Challenge:
Please list all lines of the material below in which the string "Duty" occurs.

___ Exercise materials ___

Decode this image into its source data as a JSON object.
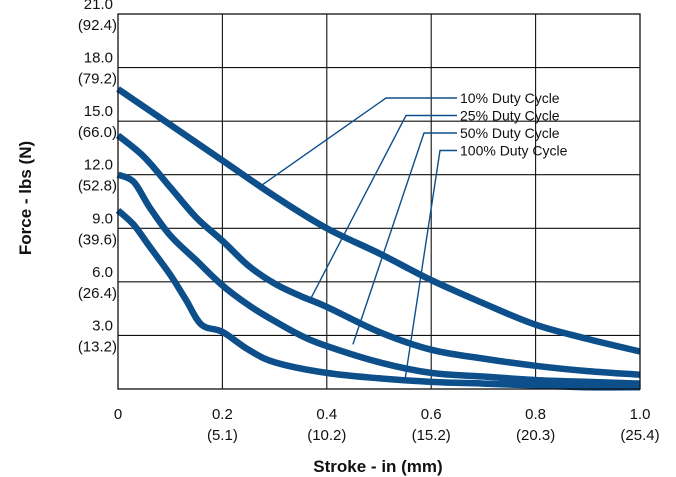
{
  "chart_data": {
    "type": "line",
    "title": "",
    "xlabel": "Stroke - in (mm)",
    "ylabel": "Force - lbs (N)",
    "xlim": [
      0,
      1.0
    ],
    "ylim": [
      0,
      21.0
    ],
    "grid": true,
    "legend_position": "top-right, with leader lines to each curve",
    "x_ticks": [
      {
        "value": 0,
        "label": "0",
        "sublabel": ""
      },
      {
        "value": 0.2,
        "label": "0.2",
        "sublabel": "(5.1)"
      },
      {
        "value": 0.4,
        "label": "0.4",
        "sublabel": "(10.2)"
      },
      {
        "value": 0.6,
        "label": "0.6",
        "sublabel": "(15.2)"
      },
      {
        "value": 0.8,
        "label": "0.8",
        "sublabel": "(20.3)"
      },
      {
        "value": 1.0,
        "label": "1.0",
        "sublabel": "(25.4)"
      }
    ],
    "y_ticks": [
      {
        "value": 3.0,
        "label": "3.0",
        "sublabel": "(13.2)"
      },
      {
        "value": 6.0,
        "label": "6.0",
        "sublabel": "(26.4)"
      },
      {
        "value": 9.0,
        "label": "9.0",
        "sublabel": "(39.6)"
      },
      {
        "value": 12.0,
        "label": "12.0",
        "sublabel": "(52.8)"
      },
      {
        "value": 15.0,
        "label": "15.0",
        "sublabel": "(66.0)"
      },
      {
        "value": 18.0,
        "label": "18.0",
        "sublabel": "(79.2)"
      },
      {
        "value": 21.0,
        "label": "21.0",
        "sublabel": "(92.4)"
      }
    ],
    "line_color": "#0d4f8b",
    "series": [
      {
        "name": "10% Duty Cycle",
        "label_at": [
          0.27,
          11.3
        ],
        "x": [
          0,
          0.1,
          0.2,
          0.3,
          0.4,
          0.5,
          0.6,
          0.7,
          0.8,
          0.9,
          1.0
        ],
        "y": [
          16.8,
          14.8,
          12.8,
          10.8,
          9.0,
          7.6,
          6.1,
          4.8,
          3.6,
          2.8,
          2.1
        ]
      },
      {
        "name": "25% Duty Cycle",
        "label_at": [
          0.37,
          5.1
        ],
        "x": [
          0,
          0.05,
          0.1,
          0.15,
          0.2,
          0.25,
          0.3,
          0.35,
          0.4,
          0.5,
          0.6,
          0.7,
          0.8,
          0.9,
          1.0
        ],
        "y": [
          14.2,
          13.0,
          11.3,
          9.6,
          8.3,
          6.9,
          5.9,
          5.2,
          4.6,
          3.2,
          2.2,
          1.7,
          1.3,
          1.0,
          0.8
        ]
      },
      {
        "name": "50% Duty Cycle",
        "label_at": [
          0.45,
          2.5
        ],
        "x": [
          0,
          0.03,
          0.06,
          0.1,
          0.15,
          0.2,
          0.25,
          0.3,
          0.35,
          0.4,
          0.5,
          0.6,
          0.7,
          0.8,
          0.9,
          1.0
        ],
        "y": [
          12.0,
          11.6,
          10.2,
          8.6,
          7.2,
          5.8,
          4.7,
          3.8,
          3.0,
          2.4,
          1.5,
          0.9,
          0.7,
          0.5,
          0.4,
          0.3
        ]
      },
      {
        "name": "100% Duty Cycle",
        "label_at": [
          0.55,
          0.55
        ],
        "x": [
          0,
          0.03,
          0.06,
          0.1,
          0.13,
          0.16,
          0.2,
          0.25,
          0.3,
          0.4,
          0.5,
          0.6,
          0.7,
          0.8,
          0.9,
          1.0
        ],
        "y": [
          10.0,
          9.2,
          8.0,
          6.4,
          5.0,
          3.6,
          3.2,
          2.2,
          1.5,
          0.9,
          0.6,
          0.4,
          0.3,
          0.2,
          0.1,
          0.1
        ]
      }
    ]
  }
}
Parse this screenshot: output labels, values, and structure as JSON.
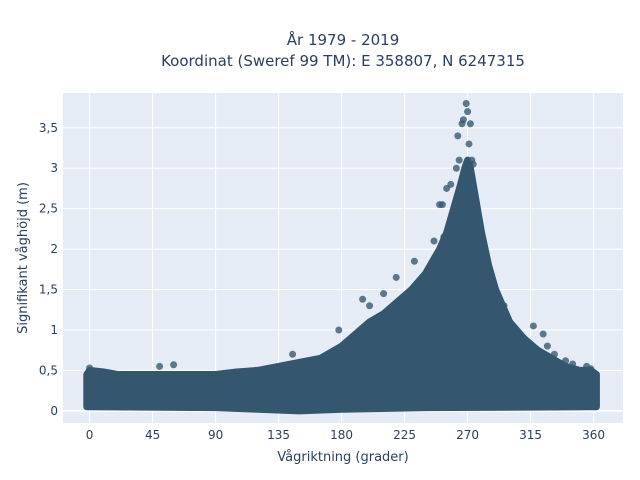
{
  "chart_data": {
    "type": "scatter",
    "title": "År 1979 - 2019",
    "subtitle": "Koordinat (Sweref 99 TM): E 358807, N 6247315",
    "xlabel": "Vågriktning (grader)",
    "ylabel": "Signifikant våghöjd (m)",
    "xlim": [
      -19,
      381
    ],
    "ylim": [
      -0.15,
      3.93
    ],
    "x_ticks": [
      0,
      45,
      90,
      135,
      180,
      225,
      270,
      315,
      360
    ],
    "x_tick_labels": [
      "0",
      "45",
      "90",
      "135",
      "180",
      "225",
      "270",
      "315",
      "360"
    ],
    "y_ticks": [
      0,
      0.5,
      1,
      1.5,
      2,
      2.5,
      3,
      3.5
    ],
    "y_tick_labels": [
      "0",
      "0,5",
      "1",
      "1,5",
      "2",
      "2,5",
      "3",
      "3,5"
    ],
    "grid": true,
    "colors": {
      "marker": "#34566e",
      "plot_background": "#e5ecf6",
      "grid": "#ffffff",
      "text": "#2a3f5f"
    },
    "upper_envelope": {
      "x": [
        -2,
        0,
        10,
        20,
        30,
        45,
        60,
        75,
        90,
        105,
        120,
        135,
        150,
        165,
        180,
        190,
        200,
        210,
        220,
        230,
        240,
        250,
        255,
        260,
        265,
        268,
        270,
        272,
        275,
        280,
        285,
        290,
        295,
        300,
        310,
        320,
        330,
        340,
        350,
        358,
        362
      ],
      "y": [
        0.45,
        0.5,
        0.48,
        0.45,
        0.45,
        0.45,
        0.45,
        0.45,
        0.45,
        0.48,
        0.5,
        0.55,
        0.6,
        0.65,
        0.8,
        0.95,
        1.1,
        1.2,
        1.35,
        1.5,
        1.7,
        2.0,
        2.2,
        2.5,
        2.8,
        3.0,
        3.1,
        3.0,
        2.7,
        2.2,
        1.8,
        1.5,
        1.3,
        1.1,
        0.9,
        0.75,
        0.65,
        0.55,
        0.5,
        0.5,
        0.45
      ]
    },
    "lower_envelope": {
      "x": [
        -2,
        90,
        150,
        180,
        240,
        360,
        362
      ],
      "y": [
        0.05,
        0.04,
        0.0,
        0.02,
        0.04,
        0.05,
        0.05
      ]
    },
    "points": [
      {
        "x": 0,
        "y": 0.53
      },
      {
        "x": 50,
        "y": 0.55
      },
      {
        "x": 60,
        "y": 0.57
      },
      {
        "x": 145,
        "y": 0.7
      },
      {
        "x": 178,
        "y": 1.0
      },
      {
        "x": 195,
        "y": 1.38
      },
      {
        "x": 200,
        "y": 1.3
      },
      {
        "x": 210,
        "y": 1.45
      },
      {
        "x": 219,
        "y": 1.65
      },
      {
        "x": 232,
        "y": 1.85
      },
      {
        "x": 246,
        "y": 2.1
      },
      {
        "x": 253,
        "y": 2.15
      },
      {
        "x": 250,
        "y": 2.55
      },
      {
        "x": 252,
        "y": 2.55
      },
      {
        "x": 257,
        "y": 2.3
      },
      {
        "x": 255,
        "y": 2.75
      },
      {
        "x": 258,
        "y": 2.8
      },
      {
        "x": 262,
        "y": 3.0
      },
      {
        "x": 263,
        "y": 3.4
      },
      {
        "x": 264,
        "y": 3.1
      },
      {
        "x": 266,
        "y": 3.55
      },
      {
        "x": 267,
        "y": 3.6
      },
      {
        "x": 269,
        "y": 3.8
      },
      {
        "x": 270,
        "y": 3.7
      },
      {
        "x": 272,
        "y": 3.55
      },
      {
        "x": 271,
        "y": 3.3
      },
      {
        "x": 273,
        "y": 3.1
      },
      {
        "x": 274,
        "y": 3.05
      },
      {
        "x": 276,
        "y": 2.4
      },
      {
        "x": 280,
        "y": 2.05
      },
      {
        "x": 283,
        "y": 1.8
      },
      {
        "x": 286,
        "y": 1.6
      },
      {
        "x": 290,
        "y": 1.5
      },
      {
        "x": 296,
        "y": 1.3
      },
      {
        "x": 300,
        "y": 1.05
      },
      {
        "x": 306,
        "y": 0.95
      },
      {
        "x": 310,
        "y": 0.9
      },
      {
        "x": 317,
        "y": 1.05
      },
      {
        "x": 324,
        "y": 0.95
      },
      {
        "x": 327,
        "y": 0.8
      },
      {
        "x": 332,
        "y": 0.7
      },
      {
        "x": 340,
        "y": 0.62
      },
      {
        "x": 345,
        "y": 0.58
      },
      {
        "x": 355,
        "y": 0.55
      },
      {
        "x": 358,
        "y": 0.52
      }
    ]
  }
}
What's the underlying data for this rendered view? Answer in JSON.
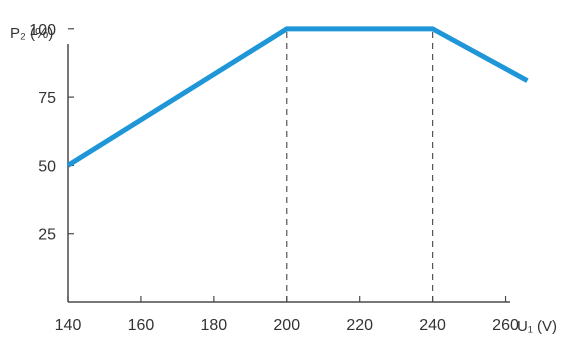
{
  "chart_data": {
    "type": "line",
    "title": "",
    "ylabel": "P₂ (%)",
    "xlabel": "U₁ (V)",
    "xlim": [
      140,
      270
    ],
    "ylim": [
      0,
      110
    ],
    "x_ticks": [
      140,
      160,
      180,
      200,
      220,
      240,
      260
    ],
    "y_ticks": [
      25,
      50,
      75,
      100
    ],
    "x_tick_labels": [
      "140",
      "160",
      "180",
      "200",
      "220",
      "240",
      "260"
    ],
    "y_tick_labels": [
      "25",
      "50",
      "75",
      "100"
    ],
    "grid": false,
    "series": [
      {
        "x": [
          140,
          200,
          240,
          266
        ],
        "y": [
          50,
          100,
          100,
          81
        ],
        "color": "#1E96D7"
      }
    ],
    "reference_lines": [
      {
        "x": 200,
        "y_to": 100,
        "style": "dashed"
      },
      {
        "x": 240,
        "y_to": 100,
        "style": "dashed"
      }
    ],
    "colors": {
      "axis": "#4a4a4a",
      "text": "#333333",
      "line": "#1E96D7",
      "dash": "#555555"
    }
  }
}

___

Complete response:
        "name": "10% Duty Cycle",
        "name": "25% Duty Cycle",
        "name": "50% Duty Cycle",
        "name": "100% Duty Cycle",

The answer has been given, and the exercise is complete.